◆ Problem details
Transcribe every line, keeping it exact.

◆ Listed entries
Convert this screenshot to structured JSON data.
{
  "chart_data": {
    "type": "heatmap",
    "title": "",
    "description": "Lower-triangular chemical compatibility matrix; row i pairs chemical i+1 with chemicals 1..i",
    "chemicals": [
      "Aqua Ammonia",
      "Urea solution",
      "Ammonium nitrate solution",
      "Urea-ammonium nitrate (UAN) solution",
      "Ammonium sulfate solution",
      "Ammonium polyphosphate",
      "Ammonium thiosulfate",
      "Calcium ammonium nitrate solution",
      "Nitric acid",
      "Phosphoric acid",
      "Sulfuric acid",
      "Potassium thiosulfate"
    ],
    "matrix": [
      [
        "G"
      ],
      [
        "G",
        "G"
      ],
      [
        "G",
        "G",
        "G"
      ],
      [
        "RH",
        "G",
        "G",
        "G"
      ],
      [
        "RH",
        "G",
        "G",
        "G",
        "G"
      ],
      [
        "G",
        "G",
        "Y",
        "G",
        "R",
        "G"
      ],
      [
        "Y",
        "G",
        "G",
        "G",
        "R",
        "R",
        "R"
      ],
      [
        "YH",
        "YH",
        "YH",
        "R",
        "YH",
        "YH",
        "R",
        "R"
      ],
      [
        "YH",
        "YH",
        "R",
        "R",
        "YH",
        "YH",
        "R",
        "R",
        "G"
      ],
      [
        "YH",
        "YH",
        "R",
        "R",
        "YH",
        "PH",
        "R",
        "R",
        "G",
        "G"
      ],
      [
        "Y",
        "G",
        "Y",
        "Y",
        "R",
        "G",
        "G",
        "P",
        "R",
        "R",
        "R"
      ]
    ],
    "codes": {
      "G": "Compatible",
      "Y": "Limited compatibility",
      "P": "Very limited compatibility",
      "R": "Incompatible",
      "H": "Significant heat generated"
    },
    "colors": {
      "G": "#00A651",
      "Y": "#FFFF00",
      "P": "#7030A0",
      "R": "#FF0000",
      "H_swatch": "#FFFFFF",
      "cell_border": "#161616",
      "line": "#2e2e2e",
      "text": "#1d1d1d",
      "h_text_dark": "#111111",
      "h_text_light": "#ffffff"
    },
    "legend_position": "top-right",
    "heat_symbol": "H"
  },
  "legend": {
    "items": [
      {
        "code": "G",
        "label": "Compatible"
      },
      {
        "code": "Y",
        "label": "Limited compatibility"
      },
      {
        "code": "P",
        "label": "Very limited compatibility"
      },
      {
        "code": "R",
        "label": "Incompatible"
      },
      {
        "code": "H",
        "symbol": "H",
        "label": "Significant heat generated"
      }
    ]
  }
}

◆ Output
Convert this screenshot to structured JSON data.
{
  "chart_data": {
    "type": "heatmap",
    "title": "",
    "description": "Lower-triangular chemical compatibility matrix; row i pairs chemical i+1 with chemicals 1..i",
    "chemicals": [
      "Aqua Ammonia",
      "Urea solution",
      "Ammonium nitrate solution",
      "Urea-ammonium nitrate (UAN) solution",
      "Ammonium sulfate solution",
      "Ammonium polyphosphate",
      "Ammonium thiosulfate",
      "Calcium ammonium nitrate solution",
      "Nitric acid",
      "Phosphoric acid",
      "Sulfuric acid",
      "Potassium thiosulfate"
    ],
    "matrix": [
      [
        "G"
      ],
      [
        "G",
        "G"
      ],
      [
        "G",
        "G",
        "G"
      ],
      [
        "RH",
        "G",
        "G",
        "G"
      ],
      [
        "RH",
        "G",
        "G",
        "G",
        "G"
      ],
      [
        "G",
        "G",
        "Y",
        "G",
        "R",
        "G"
      ],
      [
        "Y",
        "G",
        "G",
        "G",
        "R",
        "R",
        "R"
      ],
      [
        "YH",
        "YH",
        "YH",
        "R",
        "YH",
        "YH",
        "R",
        "R"
      ],
      [
        "YH",
        "YH",
        "R",
        "R",
        "YH",
        "YH",
        "R",
        "R",
        "G"
      ],
      [
        "YH",
        "YH",
        "R",
        "R",
        "YH",
        "PH",
        "R",
        "R",
        "G",
        "G"
      ],
      [
        "Y",
        "G",
        "Y",
        "Y",
        "R",
        "G",
        "G",
        "P",
        "R",
        "R",
        "R"
      ]
    ],
    "codes": {
      "G": "Compatible",
      "Y": "Limited compatibility",
      "P": "Very limited compatibility",
      "R": "Incompatible",
      "H": "Significant heat generated"
    },
    "colors": {
      "G": "#00A651",
      "Y": "#FFFF00",
      "P": "#7030A0",
      "R": "#FF0000",
      "H_swatch": "#FFFFFF",
      "cell_border": "#161616",
      "line": "#2e2e2e",
      "text": "#1d1d1d",
      "h_text_dark": "#111111",
      "h_text_light": "#ffffff"
    },
    "legend_position": "top-right",
    "heat_symbol": "H"
  },
  "legend": {
    "items": [
      {
        "code": "G",
        "label": "Compatible"
      },
      {
        "code": "Y",
        "label": "Limited compatibility"
      },
      {
        "code": "P",
        "label": "Very limited compatibility"
      },
      {
        "code": "R",
        "label": "Incompatible"
      },
      {
        "code": "H",
        "symbol": "H",
        "label": "Significant heat generated"
      }
    ]
  }
}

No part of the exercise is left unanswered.